--- Begin Entries provided ---

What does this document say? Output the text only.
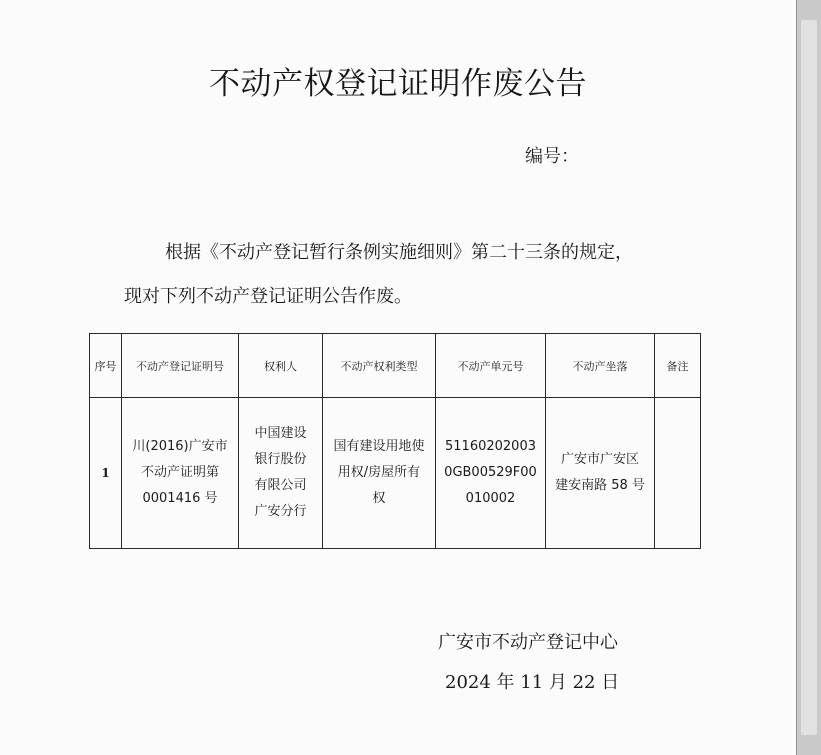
不动产权登记证明作废公告
编号：
根据《不动产登记暂行条例实施细则》第二十三条的规定，
现对下列不动产登记证明公告作废。
序号	不动产登记证明号	权利人	不动产权利类型	不动产单元号	不动产坐落	备注
1	川(2016)广安市
不动产证明第
0001416 号	中国建设
银行股份
有限公司
广安分行	国有建设用地使
用权/房屋所有
权	51160202003
0GB00529F00
010002	广安市广安区
建安南路 58 号	

广安市不动产登记中心
2024 年 11 月 22 日
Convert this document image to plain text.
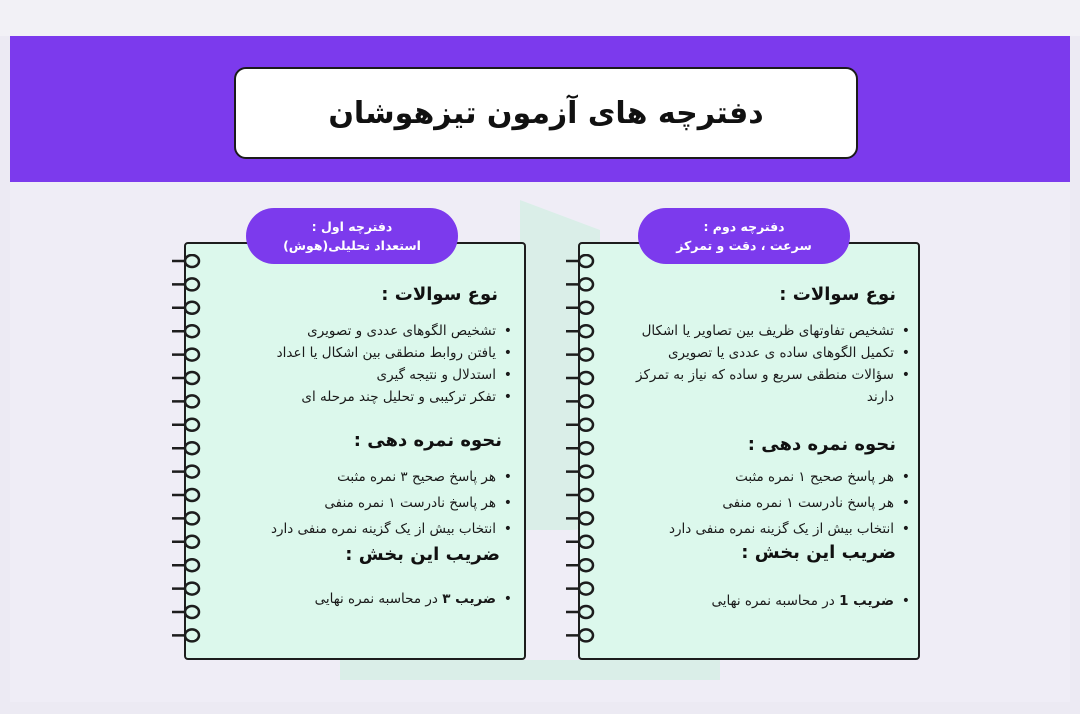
دفترچه های آزمون تیزهوشان
دفترچه اول :
استعداد تحلیلی(هوش)
دفترچه دوم :
سرعت ، دقت و تمرکز
نوع سوالات :
• تشخیص الگوهای عددی و تصویری
• یافتن روابط منطقی بین اشکال یا اعداد
• استدلال و نتیجه گیری
• تفکر ترکیبی و تحلیل چند مرحله ای
نحوه نمره دهی :
• هر پاسخ صحیح ۳ نمره مثبت
• هر پاسخ نادرست ۱ نمره منفی
• انتخاب بیش از یک گزینه نمره منفی دارد
ضریب این بخش :
• ضریب ۳ در محاسبه نمره نهایی
نوع سوالات :
• تشخیص تفاوتهای ظریف بین تصاویر یا اشکال
• تکمیل الگوهای ساده ی عددی یا تصویری
• سؤالات منطقی سریع و ساده که نیاز به تمرکز دارند
نحوه نمره دهی :
• هر پاسخ صحیح ۱ نمره مثبت
• هر پاسخ نادرست ۱ نمره منفی
• انتخاب بیش از یک گزینه نمره منفی دارد
ضریب این بخش :
• ضریب 1 در محاسبه نمره نهایی
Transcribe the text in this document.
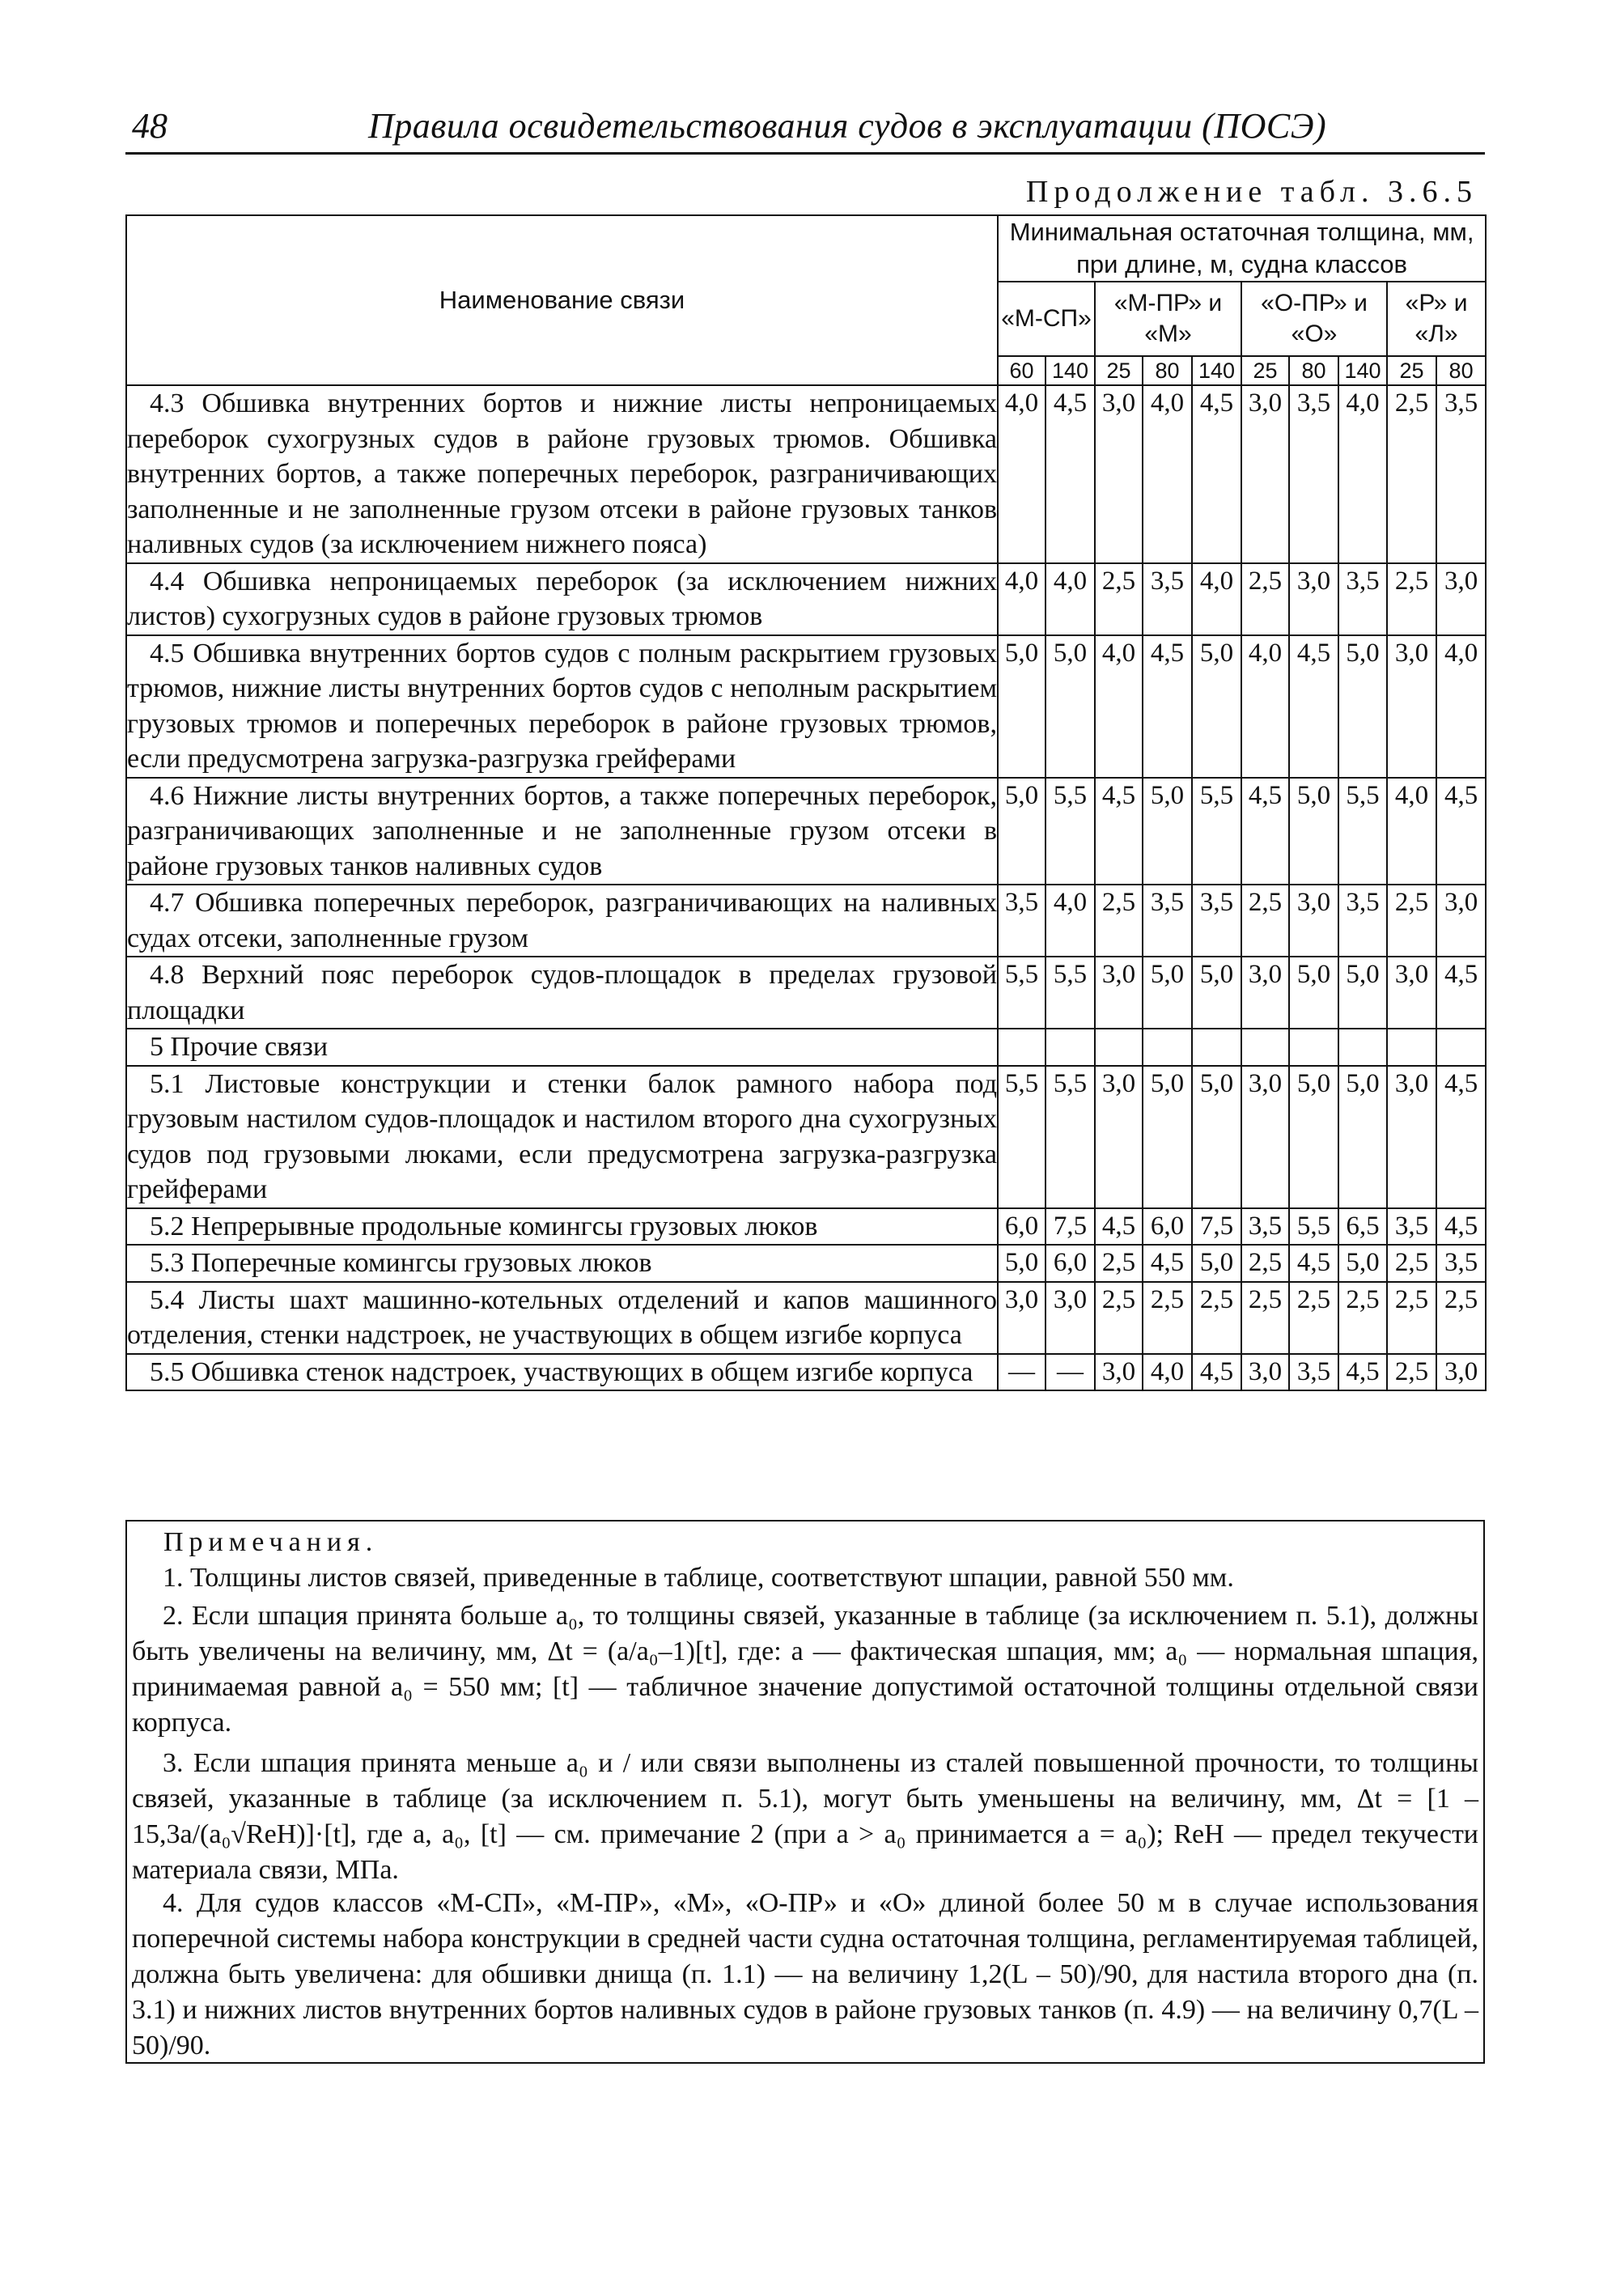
48	Правила освидетельствования судов в эксплуатации (ПОСЭ)
Продолжение табл. 3.6.5
Наименование связи	Минимальная остаточная толщина, мм, при длине, м, судна классов									
	«М-СП»		«М-ПР» и «М»			«О-ПР» и «О»			«Р» и «Л»	
	60	140	25	80	140	25	80	140	25	80

4.3 Обшивка внутренних бортов и нижние листы непроницаемых переборок сухогрузных судов в районе грузовых трюмов. Обшивка внутренних бортов, а также поперечных переборок, разграничивающих заполненные и не заполненные грузом отсеки в районе грузовых танков наливных судов (за исключением нижнего пояса)	4,0	4,5	3,0	4,0	4,5	3,0	3,5	4,0	2,5	3,5

4.4 Обшивка непроницаемых переборок (за исключением нижних листов) сухогрузных судов в районе грузовых трюмов	4,0	4,0	2,5	3,5	4,0	2,5	3,0	3,5	2,5	3,0

4.5 Обшивка внутренних бортов судов с полным раскрытием грузовых трюмов, нижние листы внутренних бортов судов с неполным раскрытием грузовых трюмов и поперечных переборок в районе грузовых трюмов, если предусмотрена загрузка-разгрузка грейферами	5,0	5,0	4,0	4,5	5,0	4,0	4,5	5,0	3,0	4,0

4.6 Нижние листы внутренних бортов, а также поперечных переборок, разграничивающих заполненные и не заполненные грузом отсеки в районе грузовых танков наливных судов	5,0	5,5	4,5	5,0	5,5	4,5	5,0	5,5	4,0	4,5

4.7 Обшивка поперечных переборок, разграничивающих на наливных судах отсеки, заполненные грузом	3,5	4,0	2,5	3,5	3,5	2,5	3,0	3,5	2,5	3,0

4.8 Верхний пояс переборок судов-площадок в пределах грузовой площадки	5,5	5,5	3,0	5,0	5,0	3,0	5,0	5,0	3,0	4,5

5 Прочие связи										

5.1 Листовые конструкции и стенки балок рамного набора под грузовым настилом судов-площадок и настилом второго дна сухогрузных судов под грузовыми люками, если предусмотрена загрузка-разгрузка грейферами	5,5	5,5	3,0	5,0	5,0	3,0	5,0	5,0	3,0	4,5

5.2 Непрерывные продольные комингсы грузовых люков	6,0	7,5	4,5	6,0	7,5	3,5	5,5	6,5	3,5	4,5

5.3 Поперечные комингсы грузовых люков	5,0	6,0	2,5	4,5	5,0	2,5	4,5	5,0	2,5	3,5

5.4 Листы шахт машинно-котельных отделений и капов машинного отделения, стенки надстроек, не участвующих в общем изгибе корпуса	3,0	3,0	2,5	2,5	2,5	2,5	2,5	2,5	2,5	2,5

5.5 Обшивка стенок надстроек, участвующих в общем изгибе корпуса	—	—	3,0	4,0	4,5	3,0	3,5	4,5	2,5	3,0
Примечания.
1. Толщины листов связей, приведенные в таблице, соответствуют шпации, равной 550 мм.
2. Если шпация принята больше a₀, то толщины связей, указанные в таблице (за исключением п. 5.1), должны быть увеличены на величину, мм, Δt = (a/a₀–1)[t], где: a — фактическая шпация, мм; a₀ — нормальная шпация, принимаемая равной a₀ = 550 мм; [t] — табличное значение допустимой остаточной толщины отдельной связи корпуса.
3. Если шпация принята меньше a₀ и / или связи выполнены из сталей повышенной прочности, то толщины связей, указанные в таблице (за исключением п. 5.1), могут быть уменьшены на величину, мм, Δt = [1 – 15,3a/(a₀√ReH)]·[t], где a, a₀, [t] — см. примечание 2 (при a > a₀ принимается a = a₀); ReH — предел текучести материала связи, МПа.
4. Для судов классов «М-СП», «М-ПР», «М», «О-ПР» и «О» длиной более 50 м в случае использования поперечной системы набора конструкции в средней части судна остаточная толщина, регламентируемая таблицей, должна быть увеличена: для обшивки днища (п. 1.1) — на величину 1,2(L – 50)/90, для настила второго дна (п. 3.1) и нижних листов внутренних бортов наливных судов в районе грузовых танков (п. 4.9) — на величину 0,7(L – 50)/90.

--- End Entries provided ---

Task instructions. How many lines of these entries hold the string "люков"? Answer with the number alone.

Right answer. 2